**SET TASK**
Repeat the records word for word, excluding any picture.

**Dataset rows about figures**
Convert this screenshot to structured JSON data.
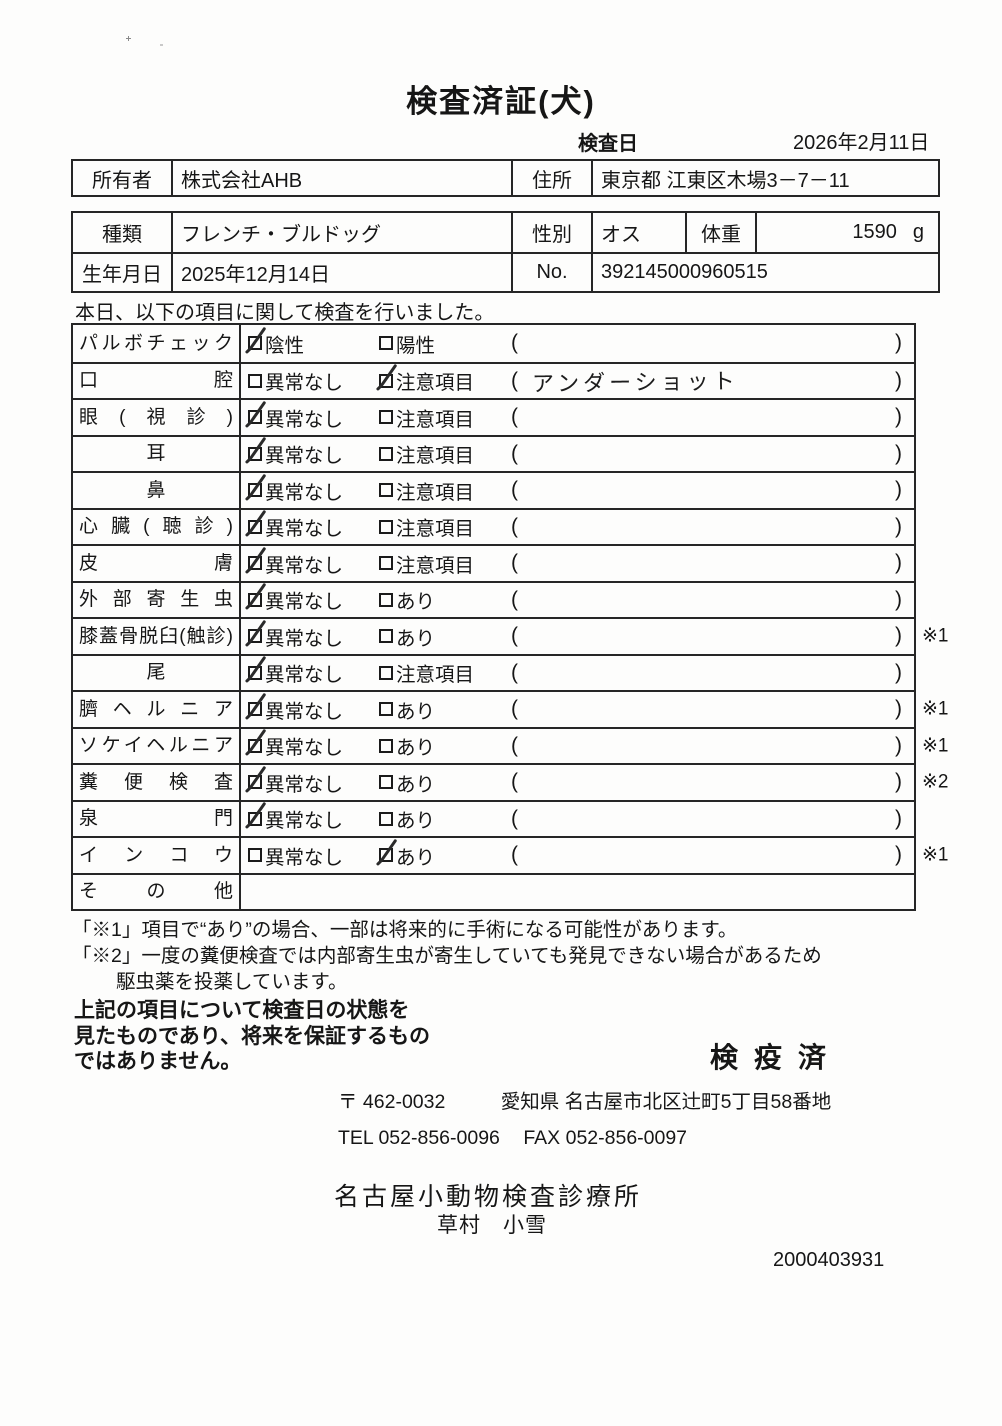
{
  "doc": {
    "title": "検査済証(犬)",
    "exam_date_label": "検査日",
    "exam_date_value": "2026年2月11日",
    "serial": "2000403931"
  },
  "owner": {
    "owner_label": "所有者",
    "owner_value": "株式会社AHB",
    "address_label": "住所",
    "address_value": "東京都 江東区木場3－7－11"
  },
  "animal": {
    "breed_label": "種類",
    "breed_value": "フレンチ・ブルドッグ",
    "sex_label": "性別",
    "sex_value": "オス",
    "weight_label": "体重",
    "weight_value": "1590",
    "weight_unit": "g",
    "birth_label": "生年月日",
    "birth_value": "2025年12月14日",
    "no_label": "No.",
    "no_value": "392145000960515"
  },
  "checklist": {
    "intro": "本日、以下の項目に関して検査を行いました。",
    "paren_open": "(",
    "paren_close": ")",
    "rows": [
      {
        "label": "パルボチェック",
        "lclass": "lj",
        "opt1": "陰性",
        "s1": "checked",
        "opt2": "陽性",
        "s2": "",
        "note": "",
        "remark": "",
        "rclass": ""
      },
      {
        "label": "口腔",
        "lclass": "lj",
        "opt1": "異常なし",
        "s1": "",
        "opt2": "注意項目",
        "s2": "checked",
        "note": "アンダーショット",
        "remark": "",
        "rclass": ""
      },
      {
        "label": "眼(視診)",
        "lclass": "lj",
        "opt1": "異常なし",
        "s1": "checked",
        "opt2": "注意項目",
        "s2": "",
        "note": "",
        "remark": "",
        "rclass": ""
      },
      {
        "label": "耳",
        "lclass": "lc",
        "opt1": "異常なし",
        "s1": "checked",
        "opt2": "注意項目",
        "s2": "",
        "note": "",
        "remark": "",
        "rclass": ""
      },
      {
        "label": "鼻",
        "lclass": "lc",
        "opt1": "異常なし",
        "s1": "checked",
        "opt2": "注意項目",
        "s2": "",
        "note": "",
        "remark": "",
        "rclass": ""
      },
      {
        "label": "心臓(聴診)",
        "lclass": "lj",
        "opt1": "異常なし",
        "s1": "checked",
        "opt2": "注意項目",
        "s2": "",
        "note": "",
        "remark": "",
        "rclass": ""
      },
      {
        "label": "皮膚",
        "lclass": "lj",
        "opt1": "異常なし",
        "s1": "checked",
        "opt2": "注意項目",
        "s2": "",
        "note": "",
        "remark": "",
        "rclass": ""
      },
      {
        "label": "外部寄生虫",
        "lclass": "lj",
        "opt1": "異常なし",
        "s1": "checked",
        "opt2": "あり",
        "s2": "",
        "note": "",
        "remark": "",
        "rclass": ""
      },
      {
        "label": "膝蓋骨脱臼(触診)",
        "lclass": "lj",
        "opt1": "異常なし",
        "s1": "checked",
        "opt2": "あり",
        "s2": "",
        "note": "",
        "remark": "※1",
        "rclass": ""
      },
      {
        "label": "尾",
        "lclass": "lc",
        "opt1": "異常なし",
        "s1": "checked",
        "opt2": "注意項目",
        "s2": "",
        "note": "",
        "remark": "",
        "rclass": ""
      },
      {
        "label": "臍ヘルニア",
        "lclass": "lj",
        "opt1": "異常なし",
        "s1": "checked",
        "opt2": "あり",
        "s2": "",
        "note": "",
        "remark": "※1",
        "rclass": ""
      },
      {
        "label": "ソケイヘルニア",
        "lclass": "lj",
        "opt1": "異常なし",
        "s1": "checked",
        "opt2": "あり",
        "s2": "",
        "note": "",
        "remark": "※1",
        "rclass": ""
      },
      {
        "label": "糞便検査",
        "lclass": "lj",
        "opt1": "異常なし",
        "s1": "checked",
        "opt2": "あり",
        "s2": "",
        "note": "",
        "remark": "※2",
        "rclass": ""
      },
      {
        "label": "泉門",
        "lclass": "lj",
        "opt1": "異常なし",
        "s1": "checked",
        "opt2": "あり",
        "s2": "",
        "note": "",
        "remark": "",
        "rclass": ""
      },
      {
        "label": "インコウ",
        "lclass": "lj",
        "opt1": "異常なし",
        "s1": "",
        "opt2": "あり",
        "s2": "checked",
        "note": "",
        "remark": "※1",
        "rclass": ""
      },
      {
        "label": "その他",
        "lclass": "lj",
        "opt1": "",
        "s1": "",
        "opt2": "",
        "s2": "",
        "note": "",
        "remark": "",
        "rclass": "noopts"
      }
    ]
  },
  "footnotes": {
    "line1": "「※1」項目で“あり”の場合、一部は将来的に手術になる可能性があります。",
    "line2": "「※2」一度の糞便検査では内部寄生虫が寄生していても発見できない場合があるため",
    "line3": "駆虫薬を投薬しています。"
  },
  "disclaimer": {
    "line1": "上記の項目について検査日の状態を",
    "line2": "見たものであり、将来を保証するもの",
    "line3": "ではありません。"
  },
  "clinic": {
    "quarantine_stamp": "検疫済",
    "postal": "〒 462-0032",
    "address": "愛知県 名古屋市北区辻町5丁目58番地",
    "tel": "TEL 052-856-0096",
    "fax": "FAX 052-856-0097",
    "name": "名古屋小動物検査診療所",
    "vet_name": "草村　小雪"
  }
}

**TASK OUTPUT**
Convert this screenshot to structured JSON data.
{
  "doc": {
    "title": "検査済証(犬)",
    "exam_date_label": "検査日",
    "exam_date_value": "2026年2月11日",
    "serial": "2000403931"
  },
  "owner": {
    "owner_label": "所有者",
    "owner_value": "株式会社AHB",
    "address_label": "住所",
    "address_value": "東京都 江東区木場3－7－11"
  },
  "animal": {
    "breed_label": "種類",
    "breed_value": "フレンチ・ブルドッグ",
    "sex_label": "性別",
    "sex_value": "オス",
    "weight_label": "体重",
    "weight_value": "1590",
    "weight_unit": "g",
    "birth_label": "生年月日",
    "birth_value": "2025年12月14日",
    "no_label": "No.",
    "no_value": "392145000960515"
  },
  "checklist": {
    "intro": "本日、以下の項目に関して検査を行いました。",
    "paren_open": "(",
    "paren_close": ")",
    "rows": [
      {
        "label": "パルボチェック",
        "lclass": "lj",
        "opt1": "陰性",
        "s1": "checked",
        "opt2": "陽性",
        "s2": "",
        "note": "",
        "remark": "",
        "rclass": ""
      },
      {
        "label": "口腔",
        "lclass": "lj",
        "opt1": "異常なし",
        "s1": "",
        "opt2": "注意項目",
        "s2": "checked",
        "note": "アンダーショット",
        "remark": "",
        "rclass": ""
      },
      {
        "label": "眼(視診)",
        "lclass": "lj",
        "opt1": "異常なし",
        "s1": "checked",
        "opt2": "注意項目",
        "s2": "",
        "note": "",
        "remark": "",
        "rclass": ""
      },
      {
        "label": "耳",
        "lclass": "lc",
        "opt1": "異常なし",
        "s1": "checked",
        "opt2": "注意項目",
        "s2": "",
        "note": "",
        "remark": "",
        "rclass": ""
      },
      {
        "label": "鼻",
        "lclass": "lc",
        "opt1": "異常なし",
        "s1": "checked",
        "opt2": "注意項目",
        "s2": "",
        "note": "",
        "remark": "",
        "rclass": ""
      },
      {
        "label": "心臓(聴診)",
        "lclass": "lj",
        "opt1": "異常なし",
        "s1": "checked",
        "opt2": "注意項目",
        "s2": "",
        "note": "",
        "remark": "",
        "rclass": ""
      },
      {
        "label": "皮膚",
        "lclass": "lj",
        "opt1": "異常なし",
        "s1": "checked",
        "opt2": "注意項目",
        "s2": "",
        "note": "",
        "remark": "",
        "rclass": ""
      },
      {
        "label": "外部寄生虫",
        "lclass": "lj",
        "opt1": "異常なし",
        "s1": "checked",
        "opt2": "あり",
        "s2": "",
        "note": "",
        "remark": "",
        "rclass": ""
      },
      {
        "label": "膝蓋骨脱臼(触診)",
        "lclass": "lj",
        "opt1": "異常なし",
        "s1": "checked",
        "opt2": "あり",
        "s2": "",
        "note": "",
        "remark": "※1",
        "rclass": ""
      },
      {
        "label": "尾",
        "lclass": "lc",
        "opt1": "異常なし",
        "s1": "checked",
        "opt2": "注意項目",
        "s2": "",
        "note": "",
        "remark": "",
        "rclass": ""
      },
      {
        "label": "臍ヘルニア",
        "lclass": "lj",
        "opt1": "異常なし",
        "s1": "checked",
        "opt2": "あり",
        "s2": "",
        "note": "",
        "remark": "※1",
        "rclass": ""
      },
      {
        "label": "ソケイヘルニア",
        "lclass": "lj",
        "opt1": "異常なし",
        "s1": "checked",
        "opt2": "あり",
        "s2": "",
        "note": "",
        "remark": "※1",
        "rclass": ""
      },
      {
        "label": "糞便検査",
        "lclass": "lj",
        "opt1": "異常なし",
        "s1": "checked",
        "opt2": "あり",
        "s2": "",
        "note": "",
        "remark": "※2",
        "rclass": ""
      },
      {
        "label": "泉門",
        "lclass": "lj",
        "opt1": "異常なし",
        "s1": "checked",
        "opt2": "あり",
        "s2": "",
        "note": "",
        "remark": "",
        "rclass": ""
      },
      {
        "label": "インコウ",
        "lclass": "lj",
        "opt1": "異常なし",
        "s1": "",
        "opt2": "あり",
        "s2": "checked",
        "note": "",
        "remark": "※1",
        "rclass": ""
      },
      {
        "label": "その他",
        "lclass": "lj",
        "opt1": "",
        "s1": "",
        "opt2": "",
        "s2": "",
        "note": "",
        "remark": "",
        "rclass": "noopts"
      }
    ]
  },
  "footnotes": {
    "line1": "「※1」項目で“あり”の場合、一部は将来的に手術になる可能性があります。",
    "line2": "「※2」一度の糞便検査では内部寄生虫が寄生していても発見できない場合があるため",
    "line3": "駆虫薬を投薬しています。"
  },
  "disclaimer": {
    "line1": "上記の項目について検査日の状態を",
    "line2": "見たものであり、将来を保証するもの",
    "line3": "ではありません。"
  },
  "clinic": {
    "quarantine_stamp": "検疫済",
    "postal": "〒 462-0032",
    "address": "愛知県 名古屋市北区辻町5丁目58番地",
    "tel": "TEL 052-856-0096",
    "fax": "FAX 052-856-0097",
    "name": "名古屋小動物検査診療所",
    "vet_name": "草村　小雪"
  }
}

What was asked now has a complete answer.